◆ Exercise details ◆
Transcribe all the entries word for word, skipping the pictures.

◆ Dataset records ◆
* * *

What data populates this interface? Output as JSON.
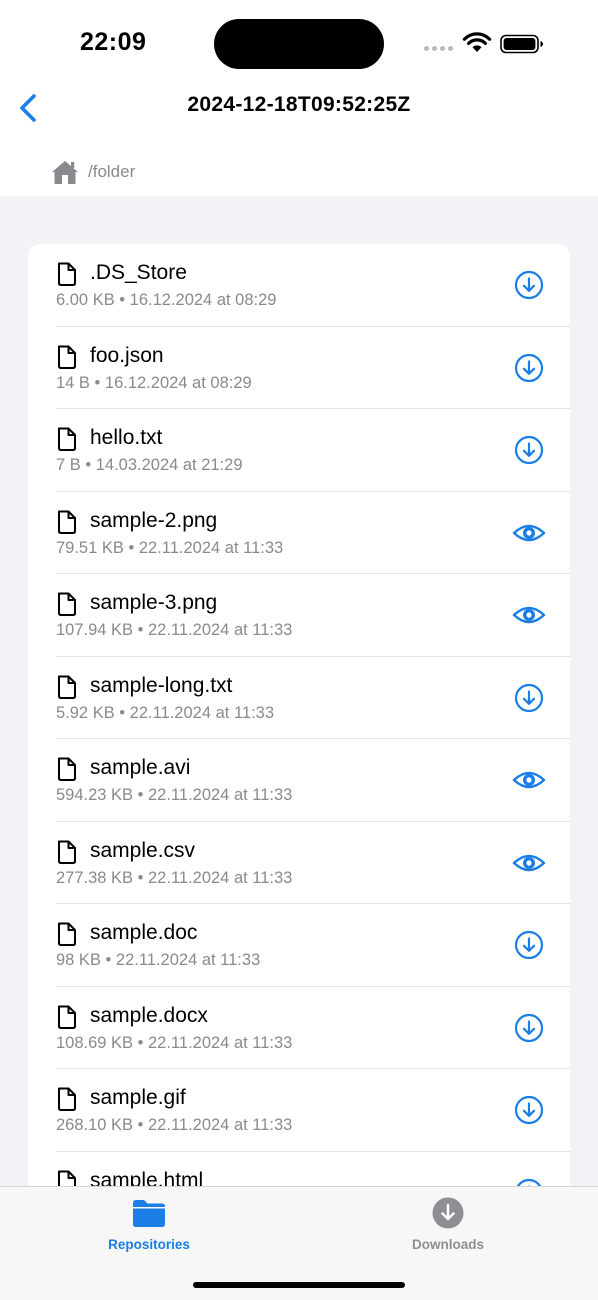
{
  "status_bar": {
    "time": "22:09"
  },
  "nav": {
    "title": "2024-12-18T09:52:25Z",
    "back_icon": "chevron-left-icon"
  },
  "breadcrumb": {
    "icon": "home-icon",
    "path": "/folder"
  },
  "colors": {
    "accent": "#1a7ee6",
    "secondary_text": "#8a8a8e",
    "background": "#f2f2f7",
    "inactive_tab": "#8e8e93"
  },
  "files": [
    {
      "name": ".DS_Store",
      "meta": "6.00 KB • 16.12.2024 at 08:29",
      "action": "download"
    },
    {
      "name": "foo.json",
      "meta": "14 B • 16.12.2024 at 08:29",
      "action": "download"
    },
    {
      "name": "hello.txt",
      "meta": "7 B • 14.03.2024 at 21:29",
      "action": "download"
    },
    {
      "name": "sample-2.png",
      "meta": "79.51 KB • 22.11.2024 at 11:33",
      "action": "view"
    },
    {
      "name": "sample-3.png",
      "meta": "107.94 KB • 22.11.2024 at 11:33",
      "action": "view"
    },
    {
      "name": "sample-long.txt",
      "meta": "5.92 KB • 22.11.2024 at 11:33",
      "action": "download"
    },
    {
      "name": "sample.avi",
      "meta": "594.23 KB • 22.11.2024 at 11:33",
      "action": "view"
    },
    {
      "name": "sample.csv",
      "meta": "277.38 KB • 22.11.2024 at 11:33",
      "action": "view"
    },
    {
      "name": "sample.doc",
      "meta": "98 KB • 22.11.2024 at 11:33",
      "action": "download"
    },
    {
      "name": "sample.docx",
      "meta": "108.69 KB • 22.11.2024 at 11:33",
      "action": "download"
    },
    {
      "name": "sample.gif",
      "meta": "268.10 KB • 22.11.2024 at 11:33",
      "action": "download"
    },
    {
      "name": "sample.html",
      "meta": "",
      "action": "download"
    }
  ],
  "tabs": [
    {
      "label": "Repositories",
      "icon": "folder-icon",
      "active": true
    },
    {
      "label": "Downloads",
      "icon": "download-circle-icon",
      "active": false
    }
  ]
}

* * *

◆ The response ◆
What data populates this interface? Output as JSON.
{
  "status_bar": {
    "time": "22:09"
  },
  "nav": {
    "title": "2024-12-18T09:52:25Z",
    "back_icon": "chevron-left-icon"
  },
  "breadcrumb": {
    "icon": "home-icon",
    "path": "/folder"
  },
  "colors": {
    "accent": "#1a7ee6",
    "secondary_text": "#8a8a8e",
    "background": "#f2f2f7",
    "inactive_tab": "#8e8e93"
  },
  "files": [
    {
      "name": ".DS_Store",
      "meta": "6.00 KB • 16.12.2024 at 08:29",
      "action": "download"
    },
    {
      "name": "foo.json",
      "meta": "14 B • 16.12.2024 at 08:29",
      "action": "download"
    },
    {
      "name": "hello.txt",
      "meta": "7 B • 14.03.2024 at 21:29",
      "action": "download"
    },
    {
      "name": "sample-2.png",
      "meta": "79.51 KB • 22.11.2024 at 11:33",
      "action": "view"
    },
    {
      "name": "sample-3.png",
      "meta": "107.94 KB • 22.11.2024 at 11:33",
      "action": "view"
    },
    {
      "name": "sample-long.txt",
      "meta": "5.92 KB • 22.11.2024 at 11:33",
      "action": "download"
    },
    {
      "name": "sample.avi",
      "meta": "594.23 KB • 22.11.2024 at 11:33",
      "action": "view"
    },
    {
      "name": "sample.csv",
      "meta": "277.38 KB • 22.11.2024 at 11:33",
      "action": "view"
    },
    {
      "name": "sample.doc",
      "meta": "98 KB • 22.11.2024 at 11:33",
      "action": "download"
    },
    {
      "name": "sample.docx",
      "meta": "108.69 KB • 22.11.2024 at 11:33",
      "action": "download"
    },
    {
      "name": "sample.gif",
      "meta": "268.10 KB • 22.11.2024 at 11:33",
      "action": "download"
    },
    {
      "name": "sample.html",
      "meta": "",
      "action": "download"
    }
  ],
  "tabs": [
    {
      "label": "Repositories",
      "icon": "folder-icon",
      "active": true
    },
    {
      "label": "Downloads",
      "icon": "download-circle-icon",
      "active": false
    }
  ]
}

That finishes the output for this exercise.